## Exercise details:
Scan the data below. Pull out each line where "Nonsmokers" occurs.

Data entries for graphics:
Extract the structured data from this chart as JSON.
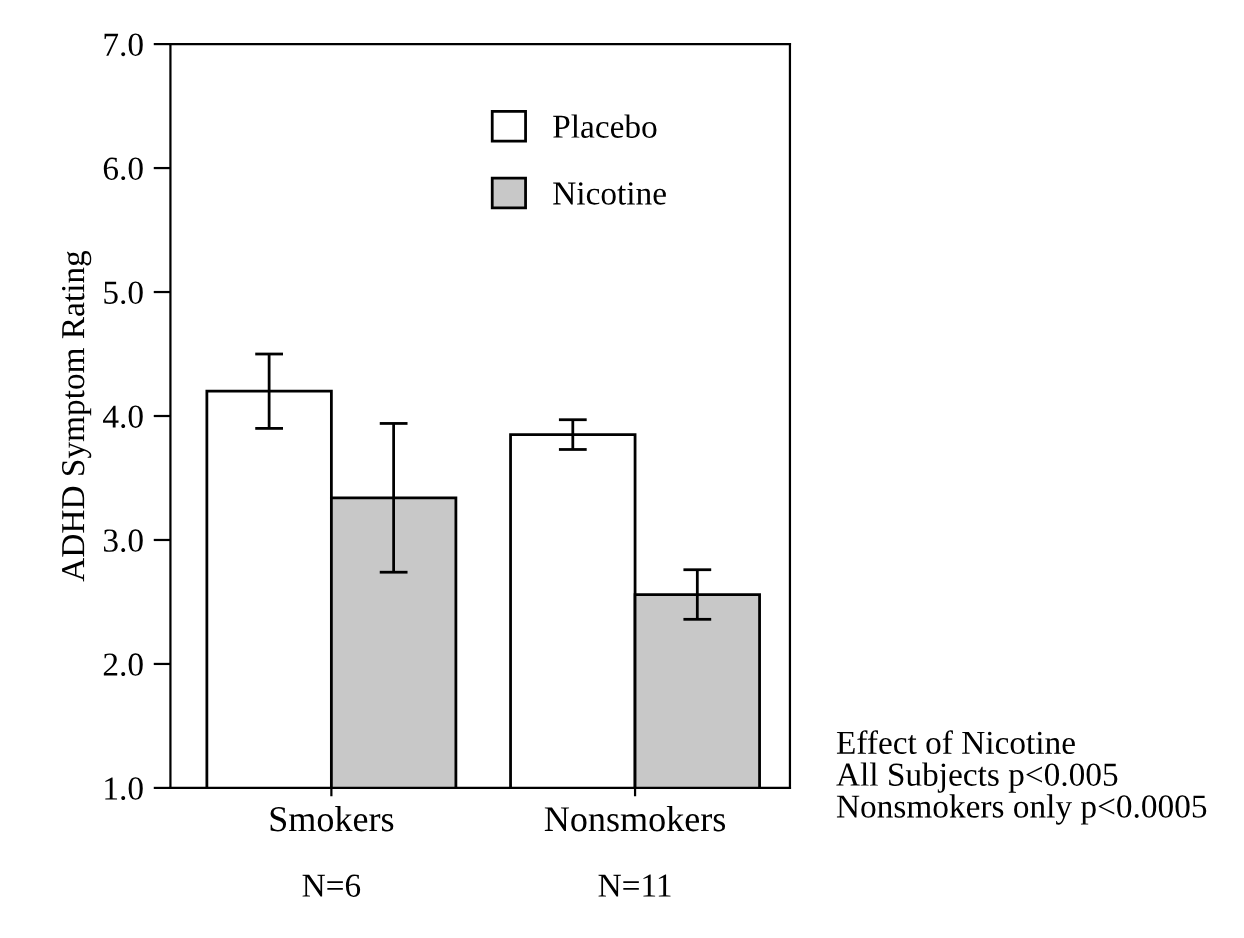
{
  "chart_data": {
    "type": "bar",
    "ylabel": "ADHD Symptom Rating",
    "categories": [
      "Smokers",
      "Nonsmokers"
    ],
    "series": [
      {
        "name": "Placebo",
        "color": "#ffffff",
        "values": [
          4.2,
          3.85
        ],
        "errors": [
          0.3,
          0.12
        ]
      },
      {
        "name": "Nicotine",
        "color": "#c8c8c8",
        "values": [
          3.34,
          2.56
        ],
        "errors": [
          0.6,
          0.2
        ]
      }
    ],
    "ylim": [
      1,
      7
    ],
    "yticks": [
      {
        "value": 1,
        "label": "1.0"
      },
      {
        "value": 2,
        "label": "2.0"
      },
      {
        "value": 3,
        "label": "3.0"
      },
      {
        "value": 4,
        "label": "4.0"
      },
      {
        "value": 5,
        "label": "5.0"
      },
      {
        "value": 6,
        "label": "6.0"
      },
      {
        "value": 7,
        "label": "7.0"
      }
    ],
    "legend": "top right",
    "grid": false,
    "annotations": [
      "N=6",
      "N=11",
      "Effect of Nicotine",
      "All Subjects p<0.005",
      "Nonsmokers only p<0.0005"
    ]
  }
}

## Task result:
      "Nonsmokers"
      "Nonsmokers only p<0.0005"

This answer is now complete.